Go through the material below and copy all lines with "false".

Extracted records:
--- --- ---
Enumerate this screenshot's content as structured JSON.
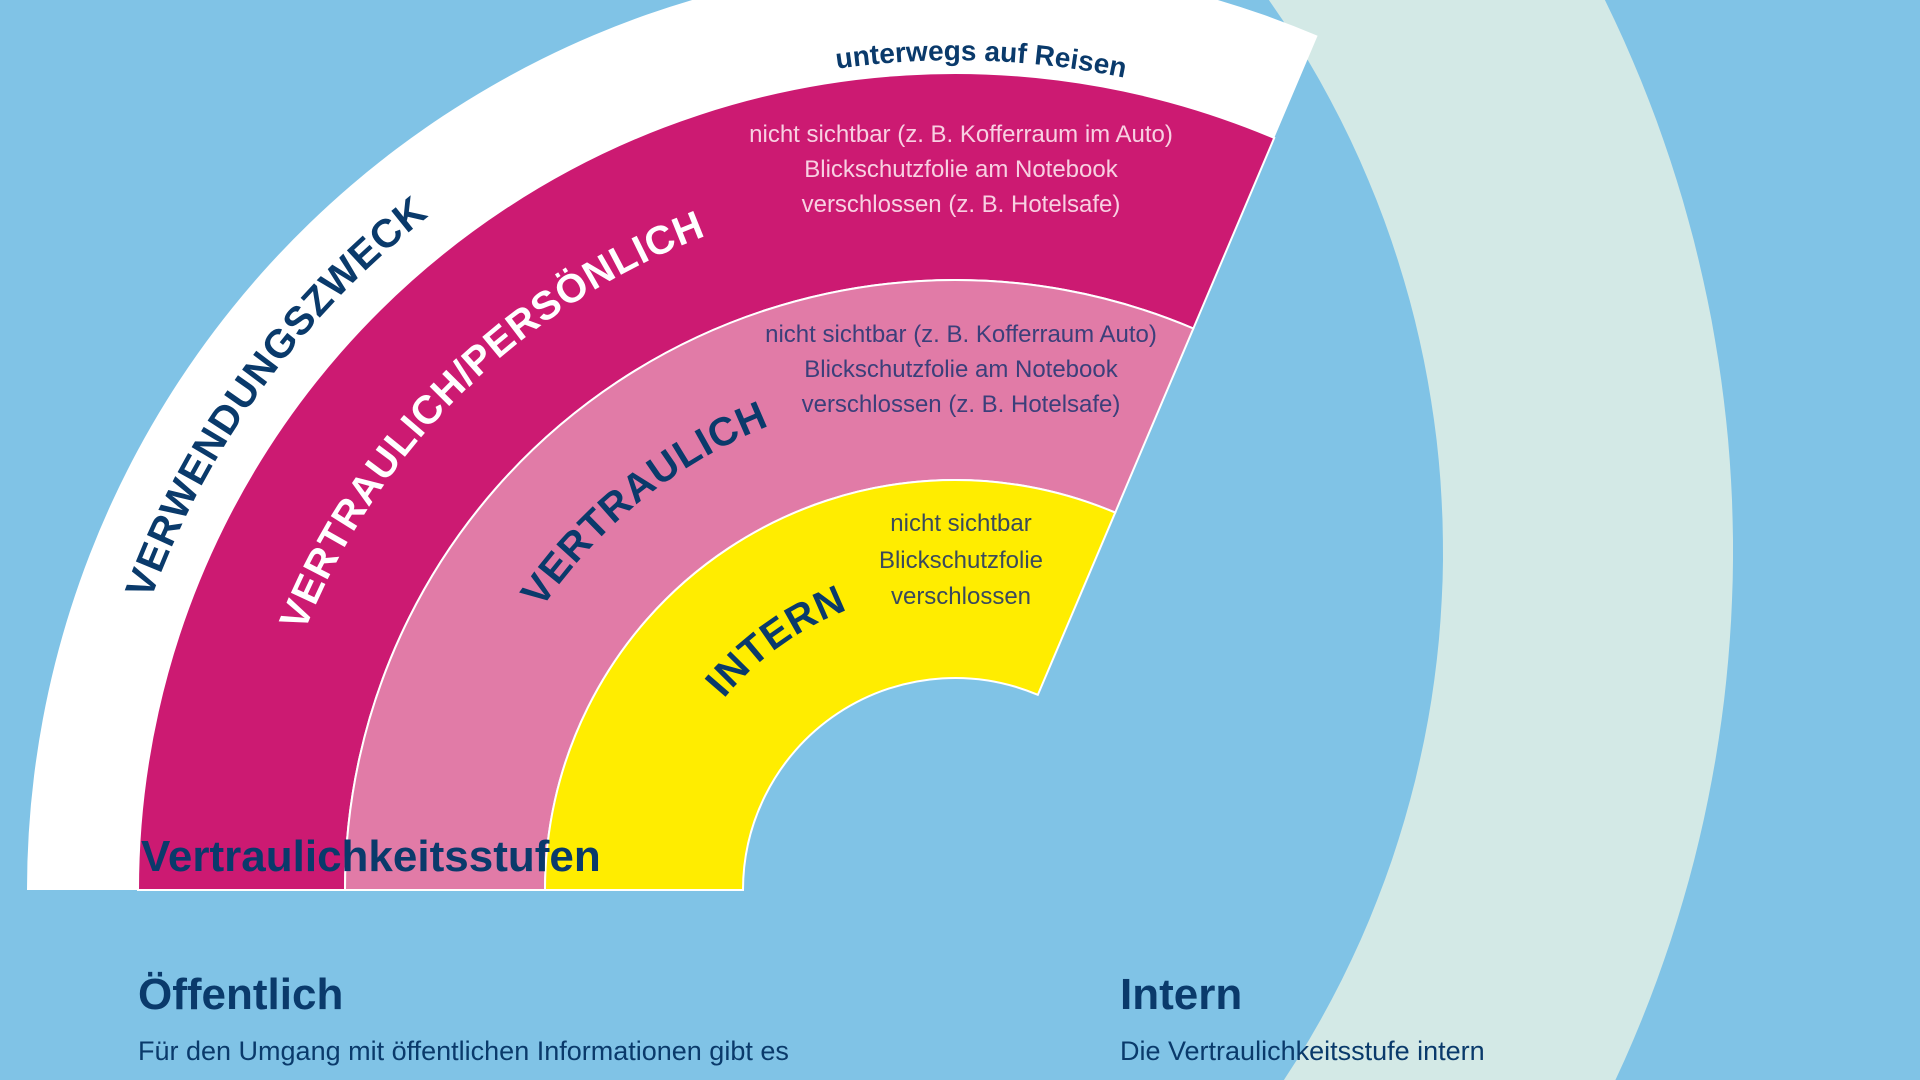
{
  "colors": {
    "background": "#80c3e6",
    "outer_ring": "#d3e9e6",
    "verwendungszweck": "#ffffff",
    "vertraulich_persoenlich": "#cc1a72",
    "vertraulich": "#e17ba7",
    "intern": "#ffed00",
    "navy": "#0a3a6b"
  },
  "diagram": {
    "top_label": "unterwegs auf Reisen",
    "bands": [
      {
        "label": "VERWENDUNGSZWECK"
      },
      {
        "label": "VERTRAULICH/PERSÖNLICH",
        "lines": [
          "nicht sichtbar (z. B. Kofferraum im Auto)",
          "Blickschutzfolie am Notebook",
          "verschlossen (z. B. Hotelsafe)"
        ]
      },
      {
        "label": "VERTRAULICH",
        "lines": [
          "nicht sichtbar (z. B. Kofferraum Auto)",
          "Blickschutzfolie am Notebook",
          "verschlossen (z. B. Hotelsafe)"
        ]
      },
      {
        "label": "INTERN",
        "lines": [
          "nicht sichtbar",
          "Blickschutzfolie",
          "verschlossen"
        ]
      }
    ],
    "title": "Vertraulichkeitsstufen"
  },
  "sections": [
    {
      "heading": "Öffentlich",
      "text": "Für den Umgang mit öffentlichen Informationen gibt es"
    },
    {
      "heading": "Intern",
      "text": "Die Vertraulichkeitsstufe intern"
    }
  ]
}
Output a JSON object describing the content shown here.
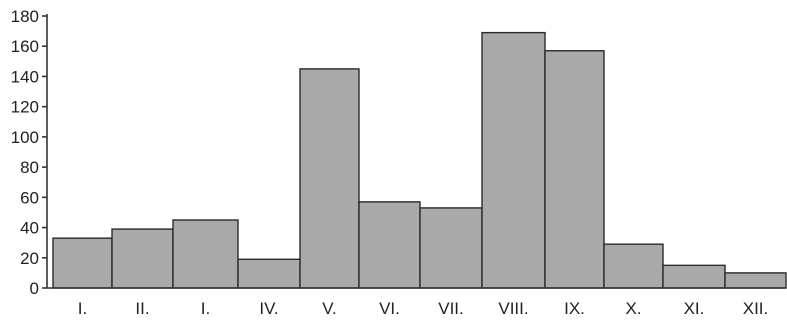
{
  "chart_data": {
    "type": "bar",
    "categories": [
      "I.",
      "II.",
      "I.",
      "IV.",
      "V.",
      "VI.",
      "VII.",
      "VIII.",
      "IX.",
      "X.",
      "XI.",
      "XII."
    ],
    "values": [
      33,
      39,
      45,
      19,
      145,
      57,
      53,
      169,
      157,
      29,
      15,
      10
    ],
    "title": "",
    "xlabel": "",
    "ylabel": "",
    "ylim": [
      0,
      180
    ],
    "yticks": [
      0,
      20,
      40,
      60,
      80,
      100,
      120,
      140,
      160,
      180
    ],
    "grid": false,
    "colors": {
      "bar": "#a9a9a9",
      "bar_edge": "#2a2a2a",
      "axis": "#333333"
    }
  }
}
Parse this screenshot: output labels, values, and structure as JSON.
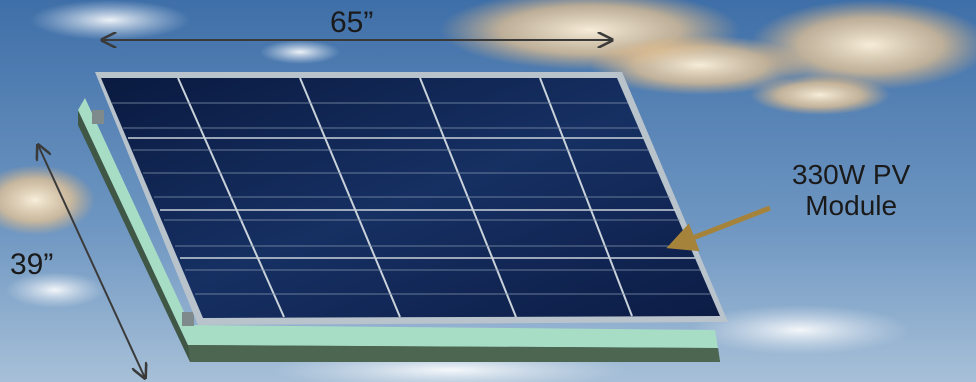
{
  "dimensions": {
    "width_label": "65”",
    "height_label": "39”"
  },
  "module_label": {
    "line1": "330W PV",
    "line2": "Module"
  },
  "colors": {
    "sky_top": "#4a79b0",
    "sky_bottom": "#8fb0cf",
    "cloud": "#f2d3a6",
    "panel_cell": "#0e1f4a",
    "frame": "#b9c3cc",
    "base_top": "#a8ddc5",
    "base_side": "#3f5744",
    "arrow_gold": "#a6833a",
    "dimension_line": "#3a3a3a"
  },
  "panel_grid": {
    "columns": 5,
    "rows": 5
  }
}
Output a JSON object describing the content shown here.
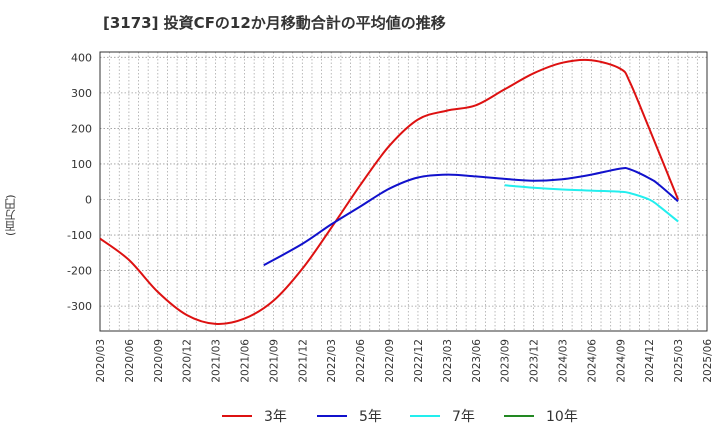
{
  "header": {
    "title": "[3173]  投資CFの12か月移動合計の平均値の推移"
  },
  "chart_data": {
    "type": "line",
    "title": "[3173]  投資CFの12か月移動合計の平均値の推移",
    "xlabel": "",
    "ylabel": "(百万円)",
    "ylim": [
      -370,
      415
    ],
    "yticks": [
      400,
      300,
      200,
      100,
      0,
      -100,
      -200,
      -300
    ],
    "xticks": [
      "2020/03",
      "2020/06",
      "2020/09",
      "2020/12",
      "2021/03",
      "2021/06",
      "2021/09",
      "2021/12",
      "2022/03",
      "2022/06",
      "2022/09",
      "2022/12",
      "2023/03",
      "2023/06",
      "2023/09",
      "2023/12",
      "2024/03",
      "2024/06",
      "2024/09",
      "2024/12",
      "2025/03",
      "2025/06"
    ],
    "grid": true,
    "legend_position": "bottom",
    "series": [
      {
        "name": "3年",
        "color": "#dd1111",
        "x": [
          "2020/03",
          "2020/06",
          "2020/09",
          "2020/12",
          "2021/03",
          "2021/06",
          "2021/09",
          "2021/12",
          "2022/03",
          "2022/06",
          "2022/09",
          "2022/12",
          "2023/03",
          "2023/06",
          "2023/09",
          "2023/12",
          "2024/03",
          "2024/06",
          "2024/09",
          "2024/10",
          "2024/12",
          "2025/03"
        ],
        "values": [
          -110,
          -170,
          -260,
          -325,
          -350,
          -335,
          -285,
          -195,
          -80,
          40,
          150,
          225,
          250,
          265,
          310,
          355,
          385,
          392,
          368,
          330,
          200,
          0
        ]
      },
      {
        "name": "5年",
        "color": "#1111cc",
        "x": [
          "2021/08",
          "2021/12",
          "2022/03",
          "2022/06",
          "2022/09",
          "2022/12",
          "2023/03",
          "2023/06",
          "2023/09",
          "2023/12",
          "2024/03",
          "2024/06",
          "2024/09",
          "2024/10",
          "2024/12",
          "2025/01",
          "2025/03"
        ],
        "values": [
          -185,
          -125,
          -70,
          -20,
          30,
          62,
          70,
          65,
          58,
          53,
          57,
          70,
          87,
          85,
          60,
          42,
          -5
        ]
      },
      {
        "name": "7年",
        "color": "#22eeee",
        "x": [
          "2023/09",
          "2023/12",
          "2024/03",
          "2024/06",
          "2024/09",
          "2024/10",
          "2024/12",
          "2025/01",
          "2025/03"
        ],
        "values": [
          40,
          33,
          28,
          25,
          22,
          18,
          0,
          -18,
          -62
        ]
      },
      {
        "name": "10年",
        "color": "#228822",
        "x": [],
        "values": []
      }
    ]
  }
}
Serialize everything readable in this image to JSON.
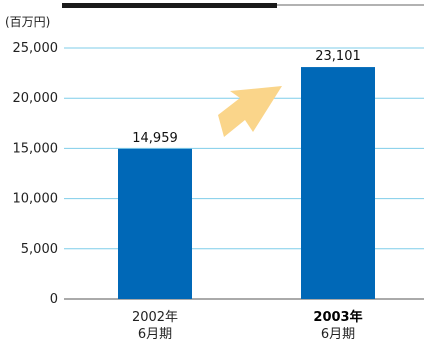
{
  "chart_data": {
    "type": "bar",
    "unit_label": "(百万円)",
    "categories": [
      {
        "year": "2002年",
        "period": "6月期",
        "emphasized": false
      },
      {
        "year": "2003年",
        "period": "6月期",
        "emphasized": true
      }
    ],
    "values": [
      14959,
      23101
    ],
    "value_labels": [
      "14,959",
      "23,101"
    ],
    "y_ticks": [
      0,
      5000,
      10000,
      15000,
      20000,
      25000
    ],
    "y_tick_labels": [
      "0",
      "5,000",
      "10,000",
      "15,000",
      "20,000",
      "25,000"
    ],
    "ylim": [
      0,
      25000
    ],
    "grid": true,
    "colors": {
      "bar": "#0068b7",
      "grid": "#7fcdea",
      "axis": "#555555",
      "arrow": "#fad58a",
      "top_band_dark": "#1a1a1a",
      "top_band_line": "#666666"
    }
  }
}
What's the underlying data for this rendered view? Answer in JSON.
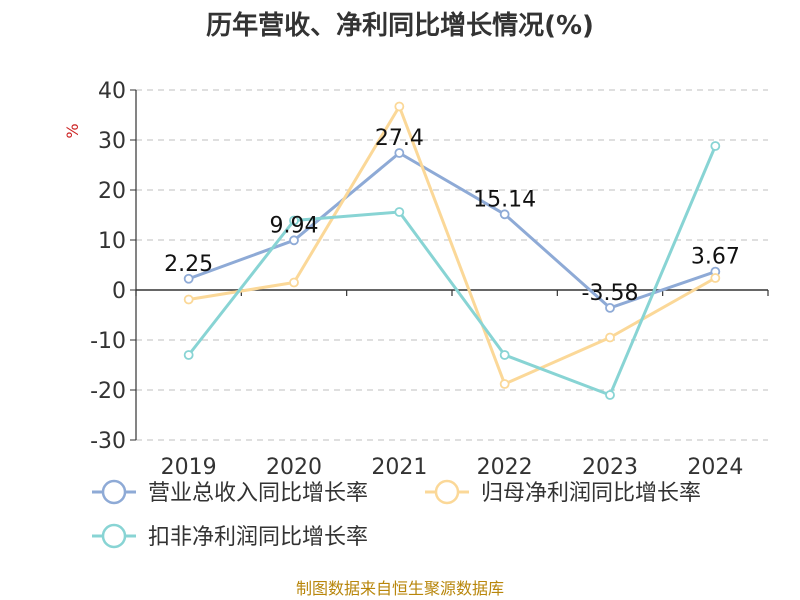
{
  "chart_data": {
    "type": "line",
    "title": "历年营收、净利同比增长情况(%)",
    "ylabel": "%",
    "xlabel": "",
    "categories": [
      "2019",
      "2020",
      "2021",
      "2022",
      "2023",
      "2024"
    ],
    "ylim": [
      -30,
      40
    ],
    "yticks": [
      "40",
      "30",
      "20",
      "10",
      "0",
      "-10",
      "-20",
      "-30"
    ],
    "grid": true,
    "legend_position": "bottom",
    "series": [
      {
        "name": "营业总收入同比增长率",
        "values": [
          2.25,
          9.94,
          27.4,
          15.14,
          -3.58,
          3.67
        ],
        "labels": [
          "2.25",
          "9.94",
          "27.4",
          "15.14",
          "-3.58",
          "3.67"
        ],
        "color": "#8eaad6"
      },
      {
        "name": "归母净利润同比增长率",
        "values": [
          -1.9,
          1.5,
          36.7,
          -18.8,
          -9.5,
          2.4
        ],
        "color": "#fbd898"
      },
      {
        "name": "扣非净利润同比增长率",
        "values": [
          -13.0,
          13.9,
          15.6,
          -13.0,
          -21.0,
          28.8
        ],
        "color": "#88d4d4"
      }
    ]
  },
  "footer": {
    "source": "制图数据来自恒生聚源数据库"
  }
}
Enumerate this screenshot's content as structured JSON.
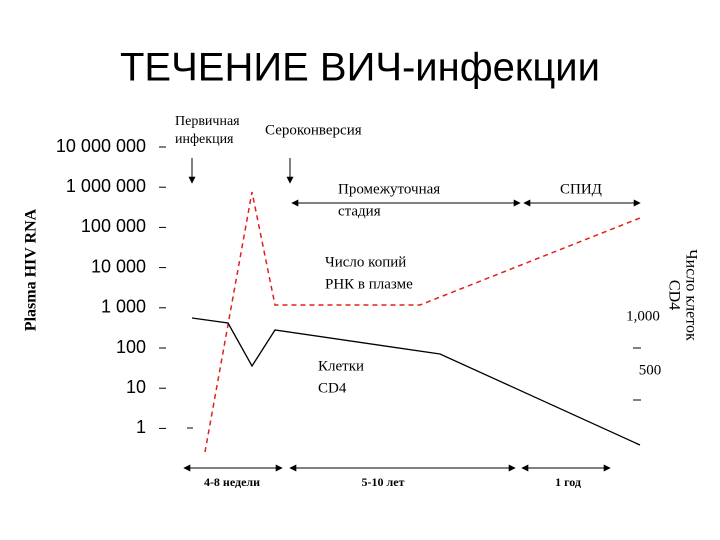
{
  "header": {
    "title": "ТЕЧЕНИЕ ВИЧ-инфекции"
  },
  "axes": {
    "left_title": "Plasma HIV RNA",
    "left_ticks": [
      "10 000 000",
      "1 000 000",
      "100 000",
      "10 000",
      "1 000",
      "100",
      "10",
      "1"
    ],
    "right_title": [
      "Число клеток",
      "CD4"
    ],
    "right_ticks": [
      "1,000",
      "500"
    ]
  },
  "annotations": {
    "primary_infection": [
      "Первичная",
      "инфекция"
    ],
    "seroconversion": "Сероконверсия",
    "intermediate": [
      "Промежуточная",
      "стадия"
    ],
    "aids": "СПИД",
    "rna_copies": [
      "Число копий",
      "РНК в плазме"
    ],
    "cd4_cells": [
      "Клетки",
      "CD4"
    ]
  },
  "periods": [
    "4-8 недели",
    "5-10 лет",
    "1 год"
  ]
}
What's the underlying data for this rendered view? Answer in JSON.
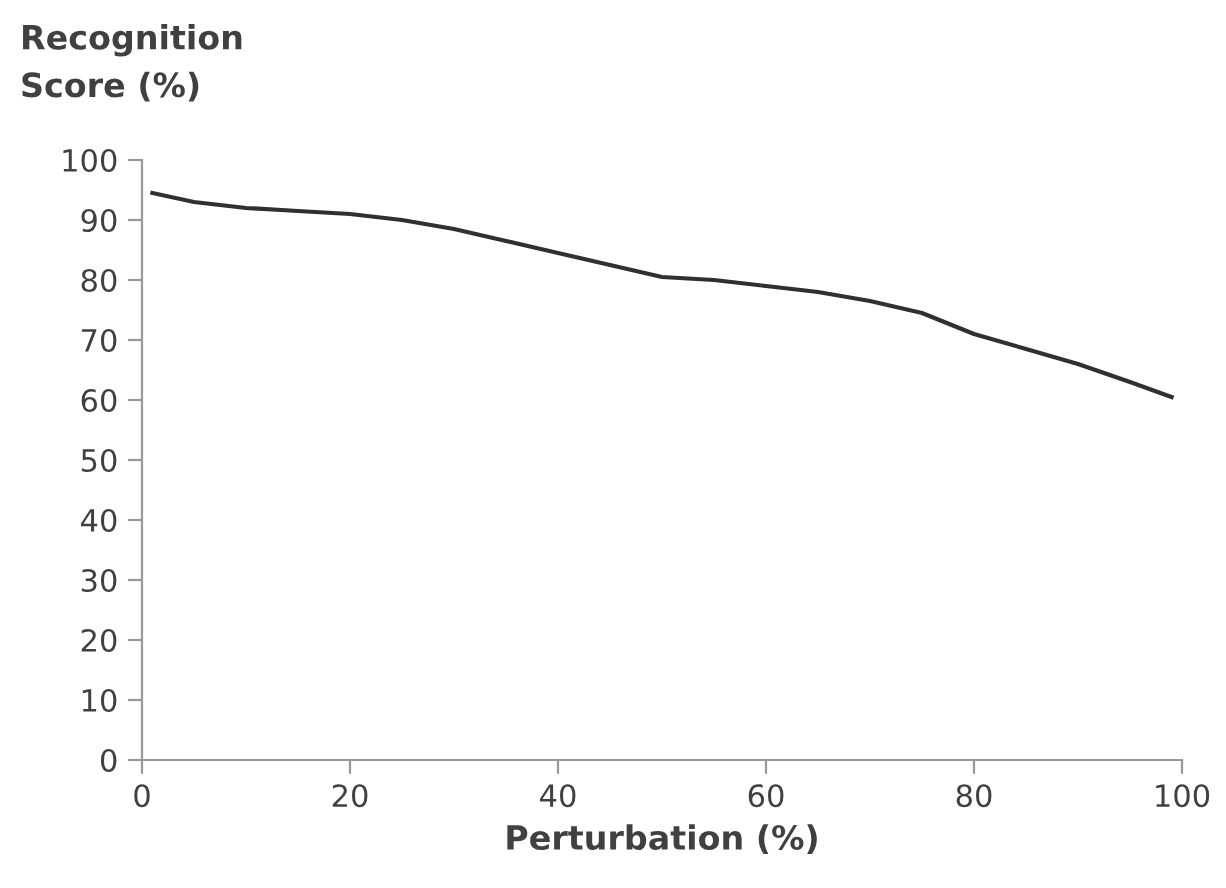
{
  "chart_data": {
    "type": "line",
    "xlabel": "Perturbation (%)",
    "ylabel": "Recognition\nScore (%)",
    "series": [
      {
        "color": "#303030",
        "x": [
          1,
          5,
          10,
          15,
          20,
          25,
          30,
          35,
          40,
          45,
          50,
          55,
          60,
          65,
          70,
          75,
          80,
          85,
          90,
          95,
          99
        ],
        "values": [
          94.5,
          93,
          92,
          91.5,
          91,
          90,
          88.5,
          86.5,
          84.5,
          82.5,
          80.5,
          80,
          79,
          78,
          76.5,
          74.5,
          71,
          68.5,
          66,
          63,
          60.5
        ]
      }
    ],
    "xlim": [
      0,
      100
    ],
    "xticks": [
      0,
      20,
      40,
      60,
      80,
      100
    ],
    "ylim": [
      0,
      100
    ],
    "yticks": [
      0,
      10,
      20,
      30,
      40,
      50,
      60,
      70,
      80,
      90,
      100
    ],
    "grid": false,
    "legend": false,
    "marker": "none",
    "line_style": "solid"
  }
}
--- --- ---
:: Correct answer ::
    "grid": false,
        "emphasized": false
    "grid": false,
    "legend": false,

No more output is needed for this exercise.